Given records:
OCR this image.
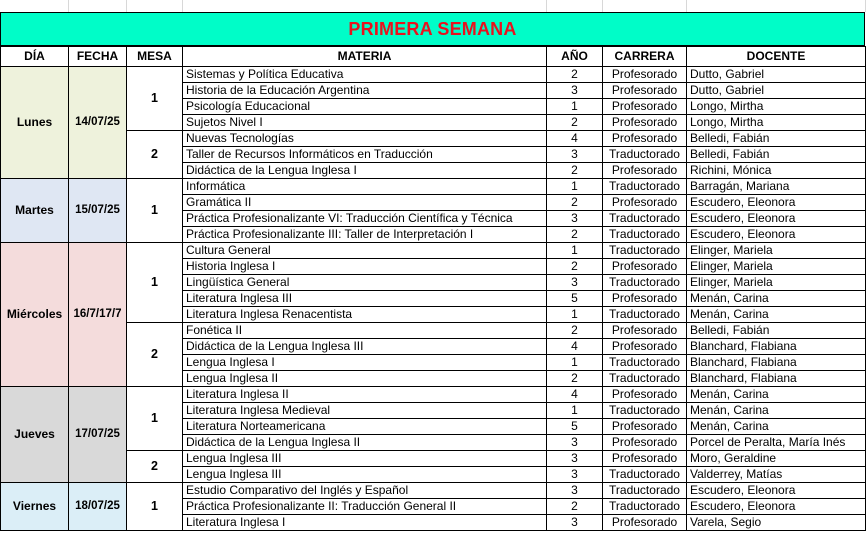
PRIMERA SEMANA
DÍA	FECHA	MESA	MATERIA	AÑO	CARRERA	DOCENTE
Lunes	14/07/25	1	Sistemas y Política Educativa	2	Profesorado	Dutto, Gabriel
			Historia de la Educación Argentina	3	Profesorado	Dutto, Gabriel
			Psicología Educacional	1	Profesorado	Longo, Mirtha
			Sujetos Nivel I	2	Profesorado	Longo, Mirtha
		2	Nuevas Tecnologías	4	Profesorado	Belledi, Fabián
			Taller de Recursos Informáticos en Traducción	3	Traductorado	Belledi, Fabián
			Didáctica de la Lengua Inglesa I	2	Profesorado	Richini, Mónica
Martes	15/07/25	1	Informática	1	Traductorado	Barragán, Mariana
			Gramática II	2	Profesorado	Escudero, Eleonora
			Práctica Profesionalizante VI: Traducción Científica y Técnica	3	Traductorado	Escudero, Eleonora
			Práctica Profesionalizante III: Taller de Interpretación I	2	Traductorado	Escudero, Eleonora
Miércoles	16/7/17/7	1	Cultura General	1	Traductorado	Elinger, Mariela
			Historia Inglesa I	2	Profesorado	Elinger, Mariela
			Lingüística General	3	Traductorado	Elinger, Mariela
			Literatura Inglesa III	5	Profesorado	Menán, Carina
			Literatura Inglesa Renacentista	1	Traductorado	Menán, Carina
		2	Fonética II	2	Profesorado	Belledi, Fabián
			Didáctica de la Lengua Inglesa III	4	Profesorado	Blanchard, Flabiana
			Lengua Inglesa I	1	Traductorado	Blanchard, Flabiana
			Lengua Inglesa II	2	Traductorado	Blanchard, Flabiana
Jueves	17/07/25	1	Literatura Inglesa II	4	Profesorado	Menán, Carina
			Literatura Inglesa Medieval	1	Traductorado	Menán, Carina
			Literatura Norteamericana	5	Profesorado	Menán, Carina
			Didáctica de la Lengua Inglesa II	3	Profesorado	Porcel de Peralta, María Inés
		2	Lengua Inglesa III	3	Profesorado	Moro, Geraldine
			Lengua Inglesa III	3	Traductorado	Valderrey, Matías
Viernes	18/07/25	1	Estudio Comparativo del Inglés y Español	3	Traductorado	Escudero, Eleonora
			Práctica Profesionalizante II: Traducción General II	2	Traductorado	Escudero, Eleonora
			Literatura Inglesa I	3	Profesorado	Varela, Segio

Work to do: Each line holding "Mariela" must be found and copied.

Response to this exercise:
Miércoles	16/7/17/7	1	Cultura General	1	Traductorado	Elinger, Mariela
			Historia Inglesa I	2	Profesorado	Elinger, Mariela
			Lingüística General	3	Traductorado	Elinger, Mariela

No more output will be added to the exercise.